##### Extract provided #####

They had a dry run last week during the Big 12 Tournament, where the Cougars won a second-round game against UCF before losing in the quarterfinals to Texas Tech. (Aly Khalifa tweaked his ankle against the Red Raiders but is ready to go this week.)

“We’re getting more comfortable with the schedule, more comfortable with the diet, more comfortable with the first thing he eats in the evening and how he rations it out,” Pope said. “He’s become way more comfortable. He’s had a bit more juice (energy) every day. He’s adjusted to it. I’m super proud of him. He’s an incredible example of faith and devotion.”

Related Reading: ‘This Is My Moment:’ Aly Khalifa lifts BYU while fasting at Big 12 Tournament

Cougars guard Richie Saunders, who has helped to raise money to build basketball courts in West Africa, knew Khalifa’s fast would be a tremendous sacrifice. But he also knew that a close-knit team that had successfully navigated its first season in the Big 12 to return to the NCAA Tournament for the first time in three years would be there to help.

They might need to play more minutes. Adjust their style. Provide emotional support, just as much as the physical kind.

#####

**Short task A:**
According to the BYU basketball passage, which team beat the Cougars in the Big 12 Tournament quarterfinals?
**Short task B:**
Write what comes next in the BYU basketball passage about Aly Khalifa's fast, picking up after its final sentence.
You won't need the material that comes after this.

##### Data provided #####

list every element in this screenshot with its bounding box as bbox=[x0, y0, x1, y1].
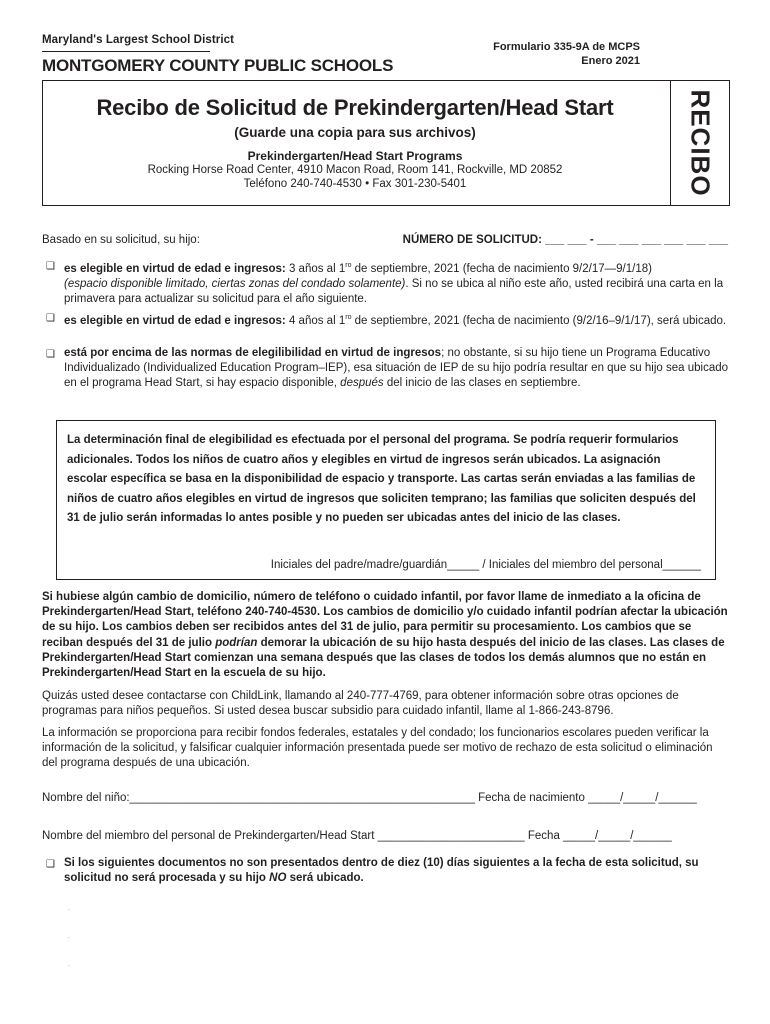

#####

**Written response A:**
Texas Tech

**Written response B:**
“I knew that sacrifice for him,” Saunders said, “but we’re such a team of faith, all the different nuances or whatever. If that’s his choice, we’re going to be behind him. We’re going to carry him when he needs to be carried.

“It’s a team,” Saunders said. “You know?”

Khalifa isn’t unique in the NCAA Tournament. Samson Johnson and Hassan Diarra of No. 1 overall seed UConn fasted last year, when the Huskies rolled to the national championship, and are planning to do the same as they defend their title.

So far, tipoff times have worked in Aly Khalifa’s favor. Both of the Cougars’ games in the Big 12 Tournament started before noon, and their game against Duquesne on Thursday will begin at 11:40 a.m. That beats a game that would start in the midafternoon, when Khalifa’s hunger pangs and unquenchable thirst would be at their worst.

They won’t know until Thursday night, assuming they win, when they will tip against Illinois or Morehead State on Saturday.

“The built-in part of faith is that you kind of press forward with your acts of devotion,” Pope said, “and it’s inherent in that you have faith that God’s will is going to be done. I don’t think Aly is asking for any handouts. I don’t think our players in their walk of faith are asking for any accommodations or handouts. I think that defies the point of it.

“One of the beautiful things about acts of devotion, which all of our guys on our team are incredibly familiar with, is that you kind of put your offering on the altar, so to speak — the figurative altar — and then you trust that God’s will is going to be done.”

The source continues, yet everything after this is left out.